▸ TASK
Output the entries word for word. Omit images.

▸ SUPPLIED MATERIAL
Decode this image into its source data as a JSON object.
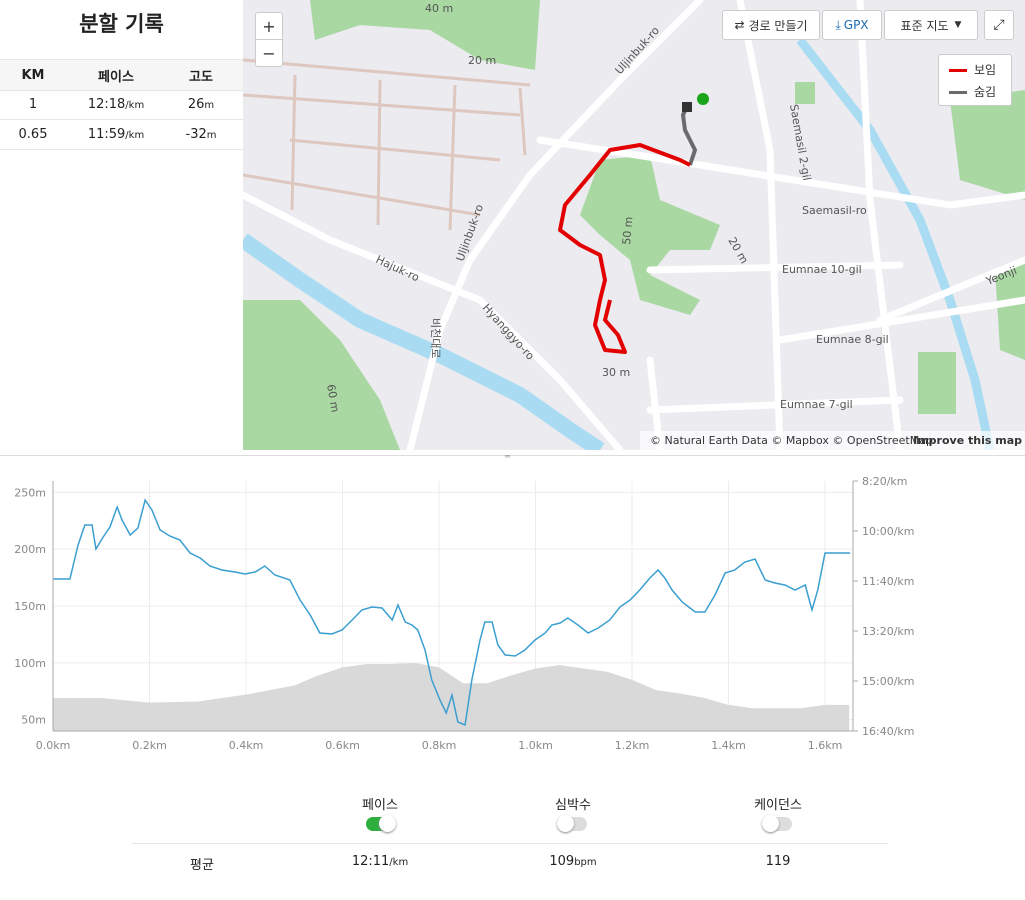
{
  "splits": {
    "title": "분할 기록",
    "headers": [
      "KM",
      "페이스",
      "고도"
    ],
    "rows": [
      {
        "km": "1",
        "pace": "12:18",
        "pace_unit": "/km",
        "elev": "26",
        "elev_unit": "m"
      },
      {
        "km": "0.65",
        "pace": "11:59",
        "pace_unit": "/km",
        "elev": "-32",
        "elev_unit": "m"
      }
    ]
  },
  "map": {
    "controls": {
      "zoom_in": "+",
      "zoom_out": "−",
      "route": "경로 만들기",
      "gpx": "GPX",
      "style": "표준 지도"
    },
    "legend": [
      "보임",
      "숨김"
    ],
    "labels": [
      "40 m",
      "20 m",
      "Uljinbuk-ro",
      "Saemasil 2-gil",
      "Saemasil-ro",
      "Eumnae 10-gil",
      "Eumnae 8-gil",
      "Eumnae 7-gil",
      "Hajuk-ro",
      "Hyanggyo-ro",
      "Yeonji",
      "Uljinbuk-ro",
      "30 m",
      "50 m",
      "60 m",
      "비천대로",
      "20 m"
    ],
    "attribution": "© Natural Earth Data © Mapbox © OpenStreetMap",
    "improve": "Improve this map"
  },
  "chart_data": {
    "type": "line",
    "xlim": [
      0,
      1.658
    ],
    "ylim": [
      40,
      260
    ],
    "y2lim": [
      1000,
      500
    ],
    "grid": true,
    "xticks": [
      {
        "value": 0,
        "label": "0.0km"
      },
      {
        "value": 0.2,
        "label": "0.2km"
      },
      {
        "value": 0.4,
        "label": "0.4km"
      },
      {
        "value": 0.6,
        "label": "0.6km"
      },
      {
        "value": 0.8,
        "label": "0.8km"
      },
      {
        "value": 1.0,
        "label": "1.0km"
      },
      {
        "value": 1.2,
        "label": "1.2km"
      },
      {
        "value": 1.4,
        "label": "1.4km"
      },
      {
        "value": 1.6,
        "label": "1.6km"
      }
    ],
    "yticks": [
      {
        "value": 50,
        "label": "50m"
      },
      {
        "value": 100,
        "label": "100m"
      },
      {
        "value": 150,
        "label": "150m"
      },
      {
        "value": 200,
        "label": "200m"
      },
      {
        "value": 250,
        "label": "250m"
      }
    ],
    "y2ticks": [
      {
        "value": 500,
        "label": "8:20/km"
      },
      {
        "value": 600,
        "label": "10:00/km"
      },
      {
        "value": 700,
        "label": "11:40/km"
      },
      {
        "value": 800,
        "label": "13:20/km"
      },
      {
        "value": 900,
        "label": "15:00/km"
      },
      {
        "value": 1000,
        "label": "16:40/km"
      }
    ],
    "series": [
      {
        "kind": "area",
        "color": "#d9d9d9",
        "x": [
          0,
          0.1,
          0.2,
          0.3,
          0.4,
          0.5,
          0.55,
          0.6,
          0.65,
          0.7,
          0.75,
          0.8,
          0.85,
          0.9,
          0.95,
          1.0,
          1.05,
          1.1,
          1.15,
          1.2,
          1.25,
          1.3,
          1.35,
          1.4,
          1.45,
          1.5,
          1.55,
          1.6,
          1.65
        ],
        "values": [
          69,
          69,
          65,
          66,
          72,
          80,
          89,
          96,
          99,
          99,
          100,
          96,
          82,
          82,
          89,
          95,
          98,
          95,
          92,
          85,
          76,
          73,
          69,
          63,
          60,
          60,
          60,
          63,
          63
        ]
      },
      {
        "kind": "line",
        "axis": "y2",
        "color": "#3a9fd0",
        "x": [
          0,
          0.035,
          0.052,
          0.066,
          0.081,
          0.089,
          0.104,
          0.118,
          0.133,
          0.143,
          0.16,
          0.176,
          0.191,
          0.205,
          0.222,
          0.242,
          0.263,
          0.284,
          0.305,
          0.325,
          0.35,
          0.377,
          0.398,
          0.419,
          0.439,
          0.46,
          0.491,
          0.512,
          0.533,
          0.553,
          0.578,
          0.599,
          0.62,
          0.64,
          0.661,
          0.682,
          0.703,
          0.715,
          0.73,
          0.744,
          0.756,
          0.771,
          0.785,
          0.802,
          0.815,
          0.827,
          0.839,
          0.854,
          0.868,
          0.885,
          0.895,
          0.91,
          0.922,
          0.937,
          0.958,
          0.978,
          0.999,
          1.02,
          1.034,
          1.051,
          1.067,
          1.088,
          1.109,
          1.13,
          1.154,
          1.175,
          1.196,
          1.216,
          1.237,
          1.254,
          1.268,
          1.283,
          1.304,
          1.331,
          1.351,
          1.372,
          1.393,
          1.413,
          1.434,
          1.455,
          1.476,
          1.496,
          1.517,
          1.538,
          1.559,
          1.573,
          1.585,
          1.6,
          1.652
        ],
        "values": [
          696,
          696,
          628,
          588,
          588,
          636,
          612,
          592,
          552,
          578,
          608,
          594,
          538,
          558,
          598,
          610,
          618,
          644,
          654,
          670,
          678,
          682,
          686,
          682,
          670,
          688,
          698,
          738,
          768,
          804,
          806,
          798,
          778,
          758,
          752,
          754,
          778,
          748,
          782,
          788,
          798,
          838,
          898,
          938,
          964,
          928,
          982,
          988,
          898,
          818,
          782,
          782,
          828,
          848,
          850,
          838,
          818,
          804,
          788,
          784,
          774,
          788,
          804,
          794,
          778,
          752,
          738,
          718,
          694,
          678,
          694,
          718,
          742,
          762,
          762,
          728,
          684,
          678,
          662,
          656,
          698,
          704,
          708,
          718,
          708,
          758,
          718,
          644,
          644
        ]
      }
    ]
  },
  "stats": {
    "toggles": [
      {
        "label": "페이스",
        "on": true
      },
      {
        "label": "심박수",
        "on": false
      },
      {
        "label": "케이던스",
        "on": false
      }
    ],
    "avg_label": "평균",
    "avg": [
      {
        "value": "12:11",
        "unit": "/km"
      },
      {
        "value": "109",
        "unit": "bpm"
      },
      {
        "value": "119",
        "unit": ""
      }
    ]
  }
}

▸ CORRECT RESULT
Decode this image into its source data as a JSON object.
{
  "splits": {
    "title": "분할 기록",
    "headers": [
      "KM",
      "페이스",
      "고도"
    ],
    "rows": [
      {
        "km": "1",
        "pace": "12:18",
        "pace_unit": "/km",
        "elev": "26",
        "elev_unit": "m"
      },
      {
        "km": "0.65",
        "pace": "11:59",
        "pace_unit": "/km",
        "elev": "-32",
        "elev_unit": "m"
      }
    ]
  },
  "map": {
    "controls": {
      "zoom_in": "+",
      "zoom_out": "−",
      "route": "경로 만들기",
      "gpx": "GPX",
      "style": "표준 지도"
    },
    "legend": [
      "보임",
      "숨김"
    ],
    "labels": [
      "40 m",
      "20 m",
      "Uljinbuk-ro",
      "Saemasil 2-gil",
      "Saemasil-ro",
      "Eumnae 10-gil",
      "Eumnae 8-gil",
      "Eumnae 7-gil",
      "Hajuk-ro",
      "Hyanggyo-ro",
      "Yeonji",
      "Uljinbuk-ro",
      "30 m",
      "50 m",
      "60 m",
      "비천대로",
      "20 m"
    ],
    "attribution": "© Natural Earth Data © Mapbox © OpenStreetMap",
    "improve": "Improve this map"
  },
  "chart_data": {
    "type": "line",
    "xlim": [
      0,
      1.658
    ],
    "ylim": [
      40,
      260
    ],
    "y2lim": [
      1000,
      500
    ],
    "grid": true,
    "xticks": [
      {
        "value": 0,
        "label": "0.0km"
      },
      {
        "value": 0.2,
        "label": "0.2km"
      },
      {
        "value": 0.4,
        "label": "0.4km"
      },
      {
        "value": 0.6,
        "label": "0.6km"
      },
      {
        "value": 0.8,
        "label": "0.8km"
      },
      {
        "value": 1.0,
        "label": "1.0km"
      },
      {
        "value": 1.2,
        "label": "1.2km"
      },
      {
        "value": 1.4,
        "label": "1.4km"
      },
      {
        "value": 1.6,
        "label": "1.6km"
      }
    ],
    "yticks": [
      {
        "value": 50,
        "label": "50m"
      },
      {
        "value": 100,
        "label": "100m"
      },
      {
        "value": 150,
        "label": "150m"
      },
      {
        "value": 200,
        "label": "200m"
      },
      {
        "value": 250,
        "label": "250m"
      }
    ],
    "y2ticks": [
      {
        "value": 500,
        "label": "8:20/km"
      },
      {
        "value": 600,
        "label": "10:00/km"
      },
      {
        "value": 700,
        "label": "11:40/km"
      },
      {
        "value": 800,
        "label": "13:20/km"
      },
      {
        "value": 900,
        "label": "15:00/km"
      },
      {
        "value": 1000,
        "label": "16:40/km"
      }
    ],
    "series": [
      {
        "kind": "area",
        "color": "#d9d9d9",
        "x": [
          0,
          0.1,
          0.2,
          0.3,
          0.4,
          0.5,
          0.55,
          0.6,
          0.65,
          0.7,
          0.75,
          0.8,
          0.85,
          0.9,
          0.95,
          1.0,
          1.05,
          1.1,
          1.15,
          1.2,
          1.25,
          1.3,
          1.35,
          1.4,
          1.45,
          1.5,
          1.55,
          1.6,
          1.65
        ],
        "values": [
          69,
          69,
          65,
          66,
          72,
          80,
          89,
          96,
          99,
          99,
          100,
          96,
          82,
          82,
          89,
          95,
          98,
          95,
          92,
          85,
          76,
          73,
          69,
          63,
          60,
          60,
          60,
          63,
          63
        ]
      },
      {
        "kind": "line",
        "axis": "y2",
        "color": "#3a9fd0",
        "x": [
          0,
          0.035,
          0.052,
          0.066,
          0.081,
          0.089,
          0.104,
          0.118,
          0.133,
          0.143,
          0.16,
          0.176,
          0.191,
          0.205,
          0.222,
          0.242,
          0.263,
          0.284,
          0.305,
          0.325,
          0.35,
          0.377,
          0.398,
          0.419,
          0.439,
          0.46,
          0.491,
          0.512,
          0.533,
          0.553,
          0.578,
          0.599,
          0.62,
          0.64,
          0.661,
          0.682,
          0.703,
          0.715,
          0.73,
          0.744,
          0.756,
          0.771,
          0.785,
          0.802,
          0.815,
          0.827,
          0.839,
          0.854,
          0.868,
          0.885,
          0.895,
          0.91,
          0.922,
          0.937,
          0.958,
          0.978,
          0.999,
          1.02,
          1.034,
          1.051,
          1.067,
          1.088,
          1.109,
          1.13,
          1.154,
          1.175,
          1.196,
          1.216,
          1.237,
          1.254,
          1.268,
          1.283,
          1.304,
          1.331,
          1.351,
          1.372,
          1.393,
          1.413,
          1.434,
          1.455,
          1.476,
          1.496,
          1.517,
          1.538,
          1.559,
          1.573,
          1.585,
          1.6,
          1.652
        ],
        "values": [
          696,
          696,
          628,
          588,
          588,
          636,
          612,
          592,
          552,
          578,
          608,
          594,
          538,
          558,
          598,
          610,
          618,
          644,
          654,
          670,
          678,
          682,
          686,
          682,
          670,
          688,
          698,
          738,
          768,
          804,
          806,
          798,
          778,
          758,
          752,
          754,
          778,
          748,
          782,
          788,
          798,
          838,
          898,
          938,
          964,
          928,
          982,
          988,
          898,
          818,
          782,
          782,
          828,
          848,
          850,
          838,
          818,
          804,
          788,
          784,
          774,
          788,
          804,
          794,
          778,
          752,
          738,
          718,
          694,
          678,
          694,
          718,
          742,
          762,
          762,
          728,
          684,
          678,
          662,
          656,
          698,
          704,
          708,
          718,
          708,
          758,
          718,
          644,
          644
        ]
      }
    ]
  },
  "stats": {
    "toggles": [
      {
        "label": "페이스",
        "on": true
      },
      {
        "label": "심박수",
        "on": false
      },
      {
        "label": "케이던스",
        "on": false
      }
    ],
    "avg_label": "평균",
    "avg": [
      {
        "value": "12:11",
        "unit": "/km"
      },
      {
        "value": "109",
        "unit": "bpm"
      },
      {
        "value": "119",
        "unit": ""
      }
    ]
  }
}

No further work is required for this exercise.